- **Stated problem**: How many lines hold the string "envelopes"? Reply with the number alone.
— START —
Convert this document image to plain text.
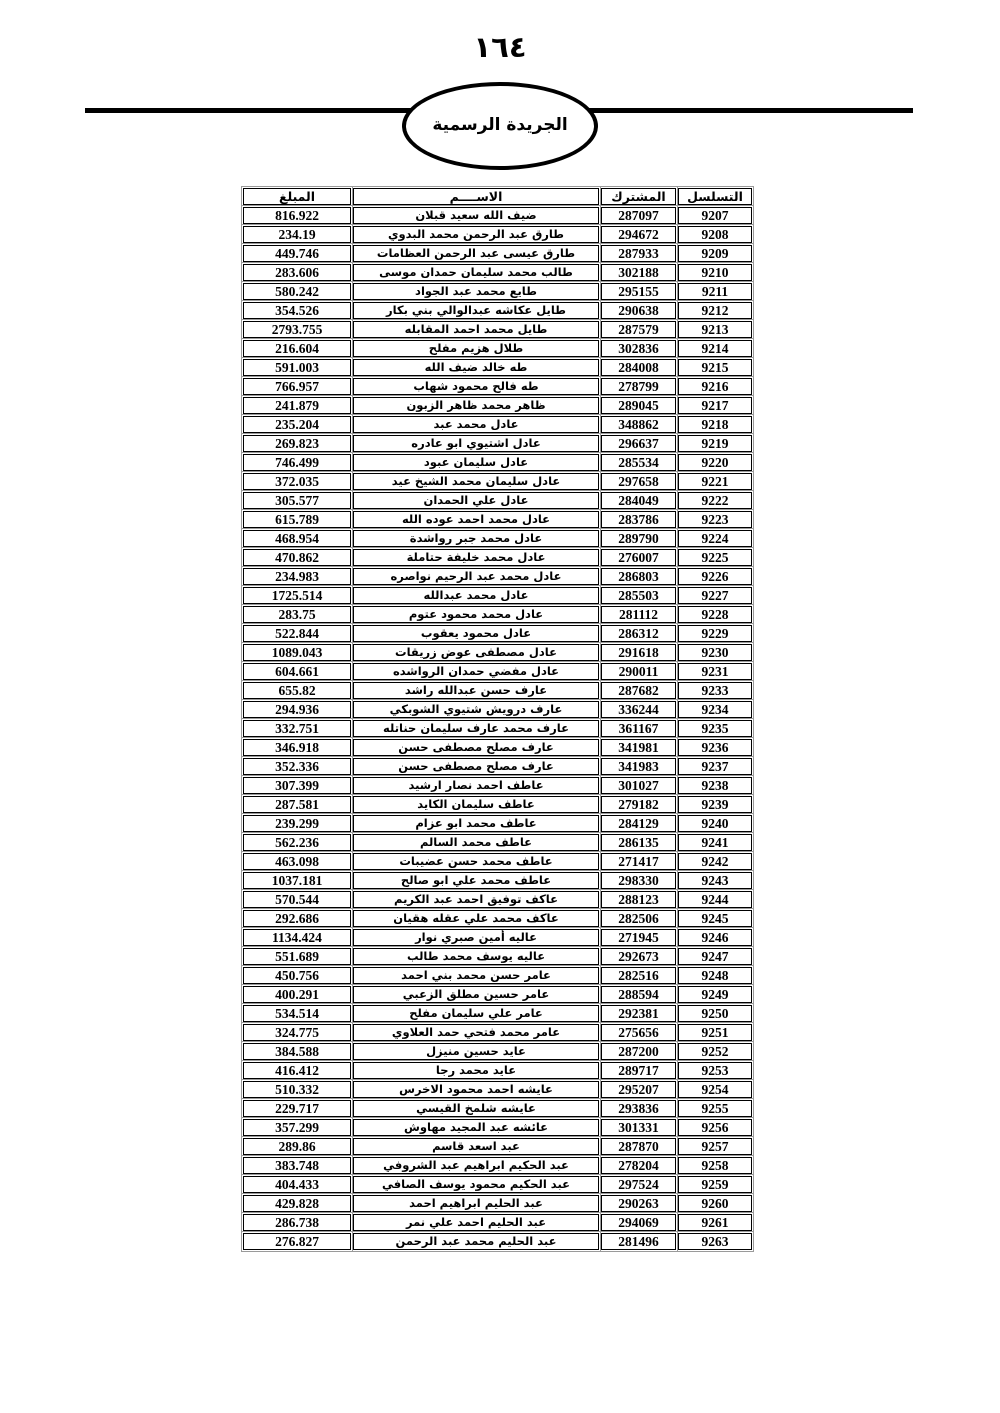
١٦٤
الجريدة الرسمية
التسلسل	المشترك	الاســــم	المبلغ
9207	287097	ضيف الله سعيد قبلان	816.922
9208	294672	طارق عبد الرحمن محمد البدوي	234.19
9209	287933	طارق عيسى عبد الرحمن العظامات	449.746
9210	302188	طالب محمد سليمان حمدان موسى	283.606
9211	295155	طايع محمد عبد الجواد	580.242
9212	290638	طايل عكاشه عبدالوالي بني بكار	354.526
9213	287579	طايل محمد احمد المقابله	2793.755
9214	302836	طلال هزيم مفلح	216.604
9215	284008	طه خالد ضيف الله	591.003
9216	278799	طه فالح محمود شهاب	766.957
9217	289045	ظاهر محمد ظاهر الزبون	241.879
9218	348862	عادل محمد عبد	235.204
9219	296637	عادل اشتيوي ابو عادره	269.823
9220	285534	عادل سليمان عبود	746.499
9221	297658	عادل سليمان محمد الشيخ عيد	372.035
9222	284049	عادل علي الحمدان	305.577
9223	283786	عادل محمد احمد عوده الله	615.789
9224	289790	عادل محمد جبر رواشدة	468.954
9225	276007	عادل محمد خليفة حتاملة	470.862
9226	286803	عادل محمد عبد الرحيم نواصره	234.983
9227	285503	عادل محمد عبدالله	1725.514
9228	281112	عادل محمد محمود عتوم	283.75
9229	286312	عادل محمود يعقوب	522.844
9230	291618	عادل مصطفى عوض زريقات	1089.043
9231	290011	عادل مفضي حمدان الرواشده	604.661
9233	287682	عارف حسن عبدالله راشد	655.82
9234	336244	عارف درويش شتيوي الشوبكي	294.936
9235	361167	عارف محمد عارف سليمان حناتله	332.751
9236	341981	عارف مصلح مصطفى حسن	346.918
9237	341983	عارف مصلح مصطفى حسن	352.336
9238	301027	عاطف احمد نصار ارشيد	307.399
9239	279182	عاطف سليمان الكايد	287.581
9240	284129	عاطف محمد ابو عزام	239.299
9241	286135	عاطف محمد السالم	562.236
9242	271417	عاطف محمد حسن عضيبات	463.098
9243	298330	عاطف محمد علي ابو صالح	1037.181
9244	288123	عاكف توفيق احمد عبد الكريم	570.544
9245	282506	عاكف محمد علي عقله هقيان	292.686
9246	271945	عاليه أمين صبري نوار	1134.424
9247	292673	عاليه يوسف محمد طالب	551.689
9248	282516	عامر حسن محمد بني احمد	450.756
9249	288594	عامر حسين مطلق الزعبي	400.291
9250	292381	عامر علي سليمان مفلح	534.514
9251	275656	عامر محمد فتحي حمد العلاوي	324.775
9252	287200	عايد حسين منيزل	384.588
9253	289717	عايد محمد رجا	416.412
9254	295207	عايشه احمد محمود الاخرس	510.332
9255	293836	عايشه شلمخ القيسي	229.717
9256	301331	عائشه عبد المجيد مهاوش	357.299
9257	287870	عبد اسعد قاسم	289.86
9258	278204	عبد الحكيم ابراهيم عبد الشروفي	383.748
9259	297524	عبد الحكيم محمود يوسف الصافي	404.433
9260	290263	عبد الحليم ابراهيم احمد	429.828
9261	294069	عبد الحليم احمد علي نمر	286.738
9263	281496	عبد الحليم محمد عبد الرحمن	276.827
— END —
— START —
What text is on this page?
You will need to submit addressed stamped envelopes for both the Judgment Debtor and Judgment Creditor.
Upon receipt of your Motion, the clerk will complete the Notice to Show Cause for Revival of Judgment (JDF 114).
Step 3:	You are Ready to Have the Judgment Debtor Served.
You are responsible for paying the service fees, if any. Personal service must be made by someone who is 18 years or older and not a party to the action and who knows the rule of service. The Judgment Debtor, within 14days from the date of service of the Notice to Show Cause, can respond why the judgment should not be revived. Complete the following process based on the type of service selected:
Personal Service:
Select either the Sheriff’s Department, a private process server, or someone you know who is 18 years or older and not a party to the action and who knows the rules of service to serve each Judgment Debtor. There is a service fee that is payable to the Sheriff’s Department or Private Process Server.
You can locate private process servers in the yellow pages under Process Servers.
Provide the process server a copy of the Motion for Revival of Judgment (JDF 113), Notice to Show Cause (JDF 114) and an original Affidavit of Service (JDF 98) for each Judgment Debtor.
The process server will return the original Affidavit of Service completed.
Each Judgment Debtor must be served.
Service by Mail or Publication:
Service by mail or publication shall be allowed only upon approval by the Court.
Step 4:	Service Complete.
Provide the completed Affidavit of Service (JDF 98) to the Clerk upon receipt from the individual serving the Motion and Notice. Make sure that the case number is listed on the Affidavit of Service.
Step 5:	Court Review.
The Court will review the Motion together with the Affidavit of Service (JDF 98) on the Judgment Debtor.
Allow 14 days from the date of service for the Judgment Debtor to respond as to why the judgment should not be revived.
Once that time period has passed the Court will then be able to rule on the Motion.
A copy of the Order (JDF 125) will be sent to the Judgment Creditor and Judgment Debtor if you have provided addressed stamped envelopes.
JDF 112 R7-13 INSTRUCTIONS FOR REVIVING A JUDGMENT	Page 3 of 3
— END —
— START —
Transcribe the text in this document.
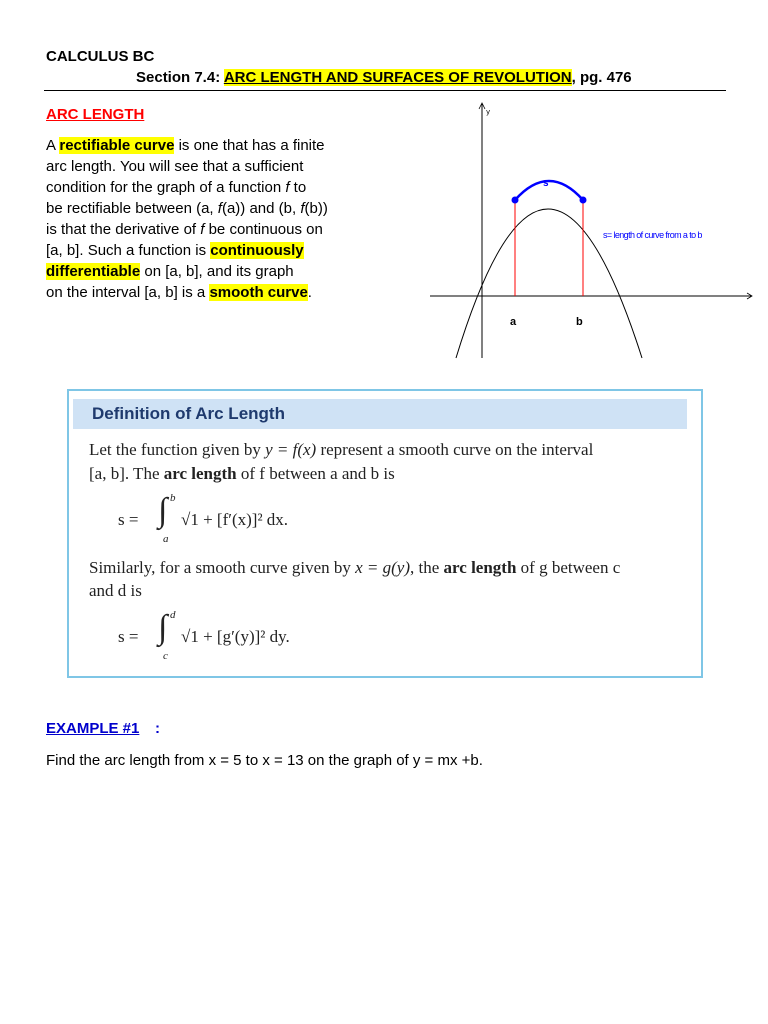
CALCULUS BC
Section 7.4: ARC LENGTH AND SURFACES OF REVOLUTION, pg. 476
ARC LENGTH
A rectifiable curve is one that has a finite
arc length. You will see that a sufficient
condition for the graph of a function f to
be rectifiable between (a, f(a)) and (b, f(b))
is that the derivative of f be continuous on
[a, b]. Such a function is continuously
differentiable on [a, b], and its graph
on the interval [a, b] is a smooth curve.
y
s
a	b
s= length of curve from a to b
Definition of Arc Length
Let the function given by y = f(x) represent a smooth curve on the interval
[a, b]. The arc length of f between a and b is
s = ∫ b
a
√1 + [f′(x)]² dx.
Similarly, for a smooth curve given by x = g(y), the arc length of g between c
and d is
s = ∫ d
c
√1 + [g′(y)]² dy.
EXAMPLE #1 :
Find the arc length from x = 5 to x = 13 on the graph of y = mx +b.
— END —
- **Result of this exercise**: 2